## [WHAT YOU SHOULD DO]
Render every one of the lines below as a Markdown table with the columns "No." and "Text," numbering the rows in order and omitting any blank lines.

Annotated region listings
· · · · ·

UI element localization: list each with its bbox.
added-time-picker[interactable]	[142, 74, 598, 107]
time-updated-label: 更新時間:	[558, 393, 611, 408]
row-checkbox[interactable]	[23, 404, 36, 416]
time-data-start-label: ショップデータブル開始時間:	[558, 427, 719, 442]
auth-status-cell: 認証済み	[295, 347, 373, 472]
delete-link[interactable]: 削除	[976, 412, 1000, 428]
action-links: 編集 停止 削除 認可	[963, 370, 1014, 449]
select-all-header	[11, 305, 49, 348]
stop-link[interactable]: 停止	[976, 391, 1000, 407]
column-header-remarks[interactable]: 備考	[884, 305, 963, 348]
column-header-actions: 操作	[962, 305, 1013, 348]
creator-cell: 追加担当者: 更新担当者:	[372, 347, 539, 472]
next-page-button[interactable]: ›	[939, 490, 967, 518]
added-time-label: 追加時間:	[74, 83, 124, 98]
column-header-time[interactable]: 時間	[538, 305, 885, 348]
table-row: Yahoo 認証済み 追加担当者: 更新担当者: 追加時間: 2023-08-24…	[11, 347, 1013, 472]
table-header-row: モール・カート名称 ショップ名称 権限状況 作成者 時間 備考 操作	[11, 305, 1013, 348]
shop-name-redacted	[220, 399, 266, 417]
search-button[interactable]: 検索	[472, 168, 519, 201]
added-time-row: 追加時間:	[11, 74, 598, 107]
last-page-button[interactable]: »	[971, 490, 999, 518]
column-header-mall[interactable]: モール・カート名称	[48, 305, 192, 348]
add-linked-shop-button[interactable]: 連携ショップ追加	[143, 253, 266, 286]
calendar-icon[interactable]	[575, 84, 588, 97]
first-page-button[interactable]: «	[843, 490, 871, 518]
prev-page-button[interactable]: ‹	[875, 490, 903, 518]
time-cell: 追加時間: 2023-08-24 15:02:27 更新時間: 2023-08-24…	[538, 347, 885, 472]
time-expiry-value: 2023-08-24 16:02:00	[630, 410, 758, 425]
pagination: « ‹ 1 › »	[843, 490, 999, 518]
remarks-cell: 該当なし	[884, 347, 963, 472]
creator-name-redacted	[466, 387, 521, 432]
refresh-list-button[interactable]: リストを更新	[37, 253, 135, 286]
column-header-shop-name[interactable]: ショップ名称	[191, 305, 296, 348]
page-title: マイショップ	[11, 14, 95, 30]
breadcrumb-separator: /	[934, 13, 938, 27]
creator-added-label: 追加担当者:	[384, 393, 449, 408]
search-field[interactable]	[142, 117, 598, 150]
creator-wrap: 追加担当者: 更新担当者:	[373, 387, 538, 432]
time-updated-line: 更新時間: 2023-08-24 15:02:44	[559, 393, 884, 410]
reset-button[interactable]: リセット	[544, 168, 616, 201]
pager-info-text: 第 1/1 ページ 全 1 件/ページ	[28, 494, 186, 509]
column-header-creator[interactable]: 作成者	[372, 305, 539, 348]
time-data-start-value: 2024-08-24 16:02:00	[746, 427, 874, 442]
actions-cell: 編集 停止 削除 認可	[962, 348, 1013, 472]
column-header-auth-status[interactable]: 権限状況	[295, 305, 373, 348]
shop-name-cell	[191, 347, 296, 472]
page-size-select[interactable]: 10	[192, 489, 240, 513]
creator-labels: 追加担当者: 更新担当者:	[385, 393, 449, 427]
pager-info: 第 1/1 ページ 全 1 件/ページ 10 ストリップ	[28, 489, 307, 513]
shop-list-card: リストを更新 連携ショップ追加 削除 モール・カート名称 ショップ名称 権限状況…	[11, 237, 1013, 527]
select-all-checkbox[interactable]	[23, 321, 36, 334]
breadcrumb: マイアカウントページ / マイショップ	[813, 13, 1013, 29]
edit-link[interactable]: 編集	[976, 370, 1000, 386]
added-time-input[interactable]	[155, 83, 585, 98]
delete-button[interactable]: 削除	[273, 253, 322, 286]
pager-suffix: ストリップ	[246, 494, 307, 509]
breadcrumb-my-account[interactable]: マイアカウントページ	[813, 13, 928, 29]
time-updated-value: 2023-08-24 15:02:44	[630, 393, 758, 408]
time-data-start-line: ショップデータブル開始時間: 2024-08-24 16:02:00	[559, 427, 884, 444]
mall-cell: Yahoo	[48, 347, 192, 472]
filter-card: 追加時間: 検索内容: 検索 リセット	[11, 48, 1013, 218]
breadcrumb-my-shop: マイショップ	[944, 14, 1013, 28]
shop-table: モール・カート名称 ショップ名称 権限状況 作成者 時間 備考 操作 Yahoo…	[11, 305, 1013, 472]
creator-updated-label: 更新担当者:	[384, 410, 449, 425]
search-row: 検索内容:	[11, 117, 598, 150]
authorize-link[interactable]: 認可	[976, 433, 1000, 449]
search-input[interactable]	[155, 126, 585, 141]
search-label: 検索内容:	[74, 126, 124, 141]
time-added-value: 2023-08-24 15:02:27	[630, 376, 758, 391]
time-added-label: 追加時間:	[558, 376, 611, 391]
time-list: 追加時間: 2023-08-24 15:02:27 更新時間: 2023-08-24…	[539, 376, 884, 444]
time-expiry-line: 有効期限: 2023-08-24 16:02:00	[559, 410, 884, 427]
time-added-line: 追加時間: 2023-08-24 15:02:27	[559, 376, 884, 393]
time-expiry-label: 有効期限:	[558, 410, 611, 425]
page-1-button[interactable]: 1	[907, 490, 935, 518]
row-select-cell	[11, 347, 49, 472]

· · · · ·

## [RESULT FOR THIS EXERCISE]
| No. | Text |
|---|---|
| 1 | UI element localization: list each with its bbox. |
| 2 | added-time-picker[interactable]	[142, 74, 598, 107] |
| 3 | time-updated-label: 更新時間:	[558, 393, 611, 408] |
| 4 | row-checkbox[interactable]	[23, 404, 36, 416] |
| 5 | time-data-start-label: ショップデータブル開始時間:	[558, 427, 719, 442] |
| 6 | auth-status-cell: 認証済み	[295, 347, 373, 472] |
| 7 | delete-link[interactable]: 削除	[976, 412, 1000, 428] |
| 8 | action-links: 編集 停止 削除 認可	[963, 370, 1014, 449] |
| 9 | select-all-header	[11, 305, 49, 348] |
| 10 | stop-link[interactable]: 停止	[976, 391, 1000, 407] |
| 11 | column-header-remarks[interactable]: 備考	[884, 305, 963, 348] |
| 12 | column-header-actions: 操作	[962, 305, 1013, 348] |
| 13 | creator-cell: 追加担当者: 更新担当者:	[372, 347, 539, 472] |
| 14 | next-page-button[interactable]: ›	[939, 490, 967, 518] |
| 15 | added-time-label: 追加時間:	[74, 83, 124, 98] |
| 16 | column-header-time[interactable]: 時間	[538, 305, 885, 348] |
| 17 | table-row: Yahoo 認証済み 追加担当者: 更新担当者: 追加時間: 2023-08-24…	[11, 347, 1013, 472] |
| 18 | table-header-row: モール・カート名称 ショップ名称 権限状況 作成者 時間 備考 操作	[11, 305, 1013, 348] |
| 19 | shop-name-redacted	[220, 399, 266, 417] |
| 20 | search-button[interactable]: 検索	[472, 168, 519, 201] |
| 21 | added-time-row: 追加時間:	[11, 74, 598, 107] |
| 22 | last-page-button[interactable]: »	[971, 490, 999, 518] |
| 23 | column-header-mall[interactable]: モール・カート名称	[48, 305, 192, 348] |
| 24 | add-linked-shop-button[interactable]: 連携ショップ追加	[143, 253, 266, 286] |
| 25 | calendar-icon[interactable]	[575, 84, 588, 97] |
| 26 | first-page-button[interactable]: «	[843, 490, 871, 518] |
| 27 | prev-page-button[interactable]: ‹	[875, 490, 903, 518] |
| 28 | time-cell: 追加時間: 2023-08-24 15:02:27 更新時間: 2023-08-24…	[538, 347, 885, 472] |
| 29 | time-expiry-value: 2023-08-24 16:02:00	[630, 410, 758, 425] |
| 30 | pagination: « ‹ 1 › »	[843, 490, 999, 518] |
| 31 | remarks-cell: 該当なし	[884, 347, 963, 472] |
| 32 | creator-name-redacted	[466, 387, 521, 432] |
| 33 | refresh-list-button[interactable]: リストを更新	[37, 253, 135, 286] |
| 34 | column-header-shop-name[interactable]: ショップ名称	[191, 305, 296, 348] |
| 35 | page-title: マイショップ	[11, 14, 95, 30] |
| 36 | breadcrumb-separator: /	[934, 13, 938, 27] |
| 37 | creator-added-label: 追加担当者:	[384, 393, 449, 408] |
| 38 | search-field[interactable]	[142, 117, 598, 150] |
| 39 | creator-wrap: 追加担当者: 更新担当者:	[373, 387, 538, 432] |
| 40 | time-updated-line: 更新時間: 2023-08-24 15:02:44	[559, 393, 884, 410] |
| 41 | reset-button[interactable]: リセット	[544, 168, 616, 201] |
| 42 | pager-info-text: 第 1/1 ページ 全 1 件/ページ	[28, 494, 186, 509] |
| 43 | column-header-creator[interactable]: 作成者	[372, 305, 539, 348] |
| 44 | time-data-start-value: 2024-08-24 16:02:00	[746, 427, 874, 442] |
| 45 | actions-cell: 編集 停止 削除 認可	[962, 348, 1013, 472] |
| 46 | column-header-auth-status[interactable]: 権限状況	[295, 305, 373, 348] |
| 47 | shop-name-cell	[191, 347, 296, 472] |
| 48 | page-size-select[interactable]: 10	[192, 489, 240, 513] |
| 49 | creator-labels: 追加担当者: 更新担当者:	[385, 393, 449, 427] |
| 50 | pager-info: 第 1/1 ページ 全 1 件/ページ 10 ストリップ	[28, 489, 307, 513] |
| 51 | shop-list-card: リストを更新 連携ショップ追加 削除 モール・カート名称 ショップ名称 権限状況…	[11, 237, 1013, 527] |
| 52 | select-all-checkbox[interactable]	[23, 321, 36, 334] |
| 53 | breadcrumb: マイアカウントページ / マイショップ	[813, 13, 1013, 29] |
| 54 | edit-link[interactable]: 編集	[976, 370, 1000, 386] |
| 55 | added-time-input[interactable]	[155, 83, 585, 98] |
| 56 | delete-button[interactable]: 削除	[273, 253, 322, 286] |
| 57 | pager-suffix: ストリップ	[246, 494, 307, 509] |
| 58 | breadcrumb-my-account[interactable]: マイアカウントページ	[813, 13, 928, 29] |
| 59 | time-updated-value: 2023-08-24 15:02:44	[630, 393, 758, 408] |
| 60 | time-data-start-line: ショップデータブル開始時間: 2024-08-24 16:02:00	[559, 427, 884, 444] |
| 61 | mall-cell: Yahoo	[48, 347, 192, 472] |
| 62 | filter-card: 追加時間: 検索内容: 検索 リセット	[11, 48, 1013, 218] |
| 63 | breadcrumb-my-shop: マイショップ	[944, 14, 1013, 28] |
| 64 | shop-table: モール・カート名称 ショップ名称 権限状況 作成者 時間 備考 操作 Yahoo…	[11, 305, 1013, 472] |
| 65 | creator-updated-label: 更新担当者:	[384, 410, 449, 425] |
| 66 | search-row: 検索内容:	[11, 117, 598, 150] |
| 67 | authorize-link[interactable]: 認可	[976, 433, 1000, 449] |
| 68 | search-input[interactable]	[155, 126, 585, 141] |
| 69 | search-label: 検索内容:	[74, 126, 124, 141] |
| 70 | time-added-value: 2023-08-24 15:02:27	[630, 376, 758, 391] |
| 71 | time-added-label: 追加時間:	[558, 376, 611, 391] |
| 72 | time-list: 追加時間: 2023-08-24 15:02:27 更新時間: 2023-08-24…	[539, 376, 884, 444] |
| 73 | time-expiry-line: 有効期限: 2023-08-24 16:02:00	[559, 410, 884, 427] |
| 74 | time-added-line: 追加時間: 2023-08-24 15:02:27	[559, 376, 884, 393] |
| 75 | time-expiry-label: 有効期限:	[558, 410, 611, 425] |
| 76 | page-1-button[interactable]: 1	[907, 490, 935, 518] |
| 77 | row-select-cell	[11, 347, 49, 472] |